__Task material__

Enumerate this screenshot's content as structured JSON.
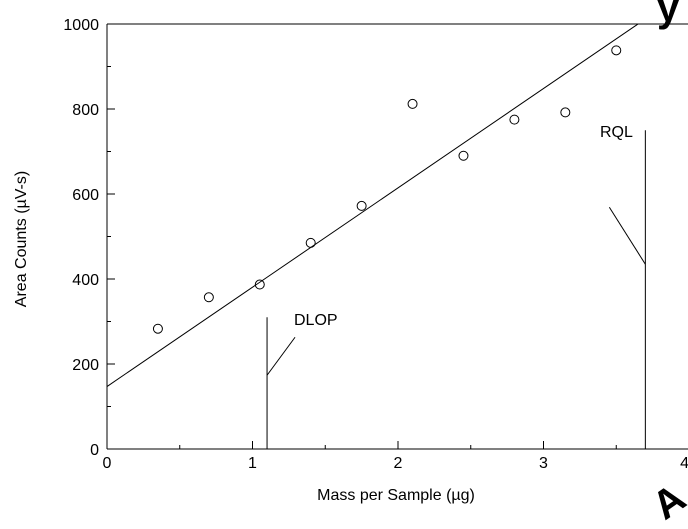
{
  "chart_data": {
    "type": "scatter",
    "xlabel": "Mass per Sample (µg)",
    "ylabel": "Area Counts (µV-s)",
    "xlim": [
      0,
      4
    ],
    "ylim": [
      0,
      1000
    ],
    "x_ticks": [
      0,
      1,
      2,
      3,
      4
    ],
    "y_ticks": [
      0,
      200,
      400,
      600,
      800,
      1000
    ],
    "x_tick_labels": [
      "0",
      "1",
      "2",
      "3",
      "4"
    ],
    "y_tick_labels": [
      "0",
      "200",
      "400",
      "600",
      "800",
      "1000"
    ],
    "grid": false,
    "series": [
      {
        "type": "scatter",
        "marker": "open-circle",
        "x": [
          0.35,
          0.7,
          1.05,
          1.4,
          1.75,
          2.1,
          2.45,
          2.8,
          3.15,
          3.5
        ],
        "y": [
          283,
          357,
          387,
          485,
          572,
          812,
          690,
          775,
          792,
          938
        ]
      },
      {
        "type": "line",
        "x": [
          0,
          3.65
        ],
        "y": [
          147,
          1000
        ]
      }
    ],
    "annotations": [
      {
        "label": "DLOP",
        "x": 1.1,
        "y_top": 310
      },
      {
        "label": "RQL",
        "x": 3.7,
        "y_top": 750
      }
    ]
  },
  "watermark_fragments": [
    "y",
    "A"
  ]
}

__The exercise__
Repeat all of the entries word for word, but omit the pictures.

__Solution for this task__
Enumerate this screenshot's content as structured JSON.
{
  "chart_data": {
    "type": "scatter",
    "xlabel": "Mass per Sample (µg)",
    "ylabel": "Area Counts (µV-s)",
    "xlim": [
      0,
      4
    ],
    "ylim": [
      0,
      1000
    ],
    "x_ticks": [
      0,
      1,
      2,
      3,
      4
    ],
    "y_ticks": [
      0,
      200,
      400,
      600,
      800,
      1000
    ],
    "x_tick_labels": [
      "0",
      "1",
      "2",
      "3",
      "4"
    ],
    "y_tick_labels": [
      "0",
      "200",
      "400",
      "600",
      "800",
      "1000"
    ],
    "grid": false,
    "series": [
      {
        "type": "scatter",
        "marker": "open-circle",
        "x": [
          0.35,
          0.7,
          1.05,
          1.4,
          1.75,
          2.1,
          2.45,
          2.8,
          3.15,
          3.5
        ],
        "y": [
          283,
          357,
          387,
          485,
          572,
          812,
          690,
          775,
          792,
          938
        ]
      },
      {
        "type": "line",
        "x": [
          0,
          3.65
        ],
        "y": [
          147,
          1000
        ]
      }
    ],
    "annotations": [
      {
        "label": "DLOP",
        "x": 1.1,
        "y_top": 310
      },
      {
        "label": "RQL",
        "x": 3.7,
        "y_top": 750
      }
    ]
  },
  "watermark_fragments": [
    "y",
    "A"
  ]
}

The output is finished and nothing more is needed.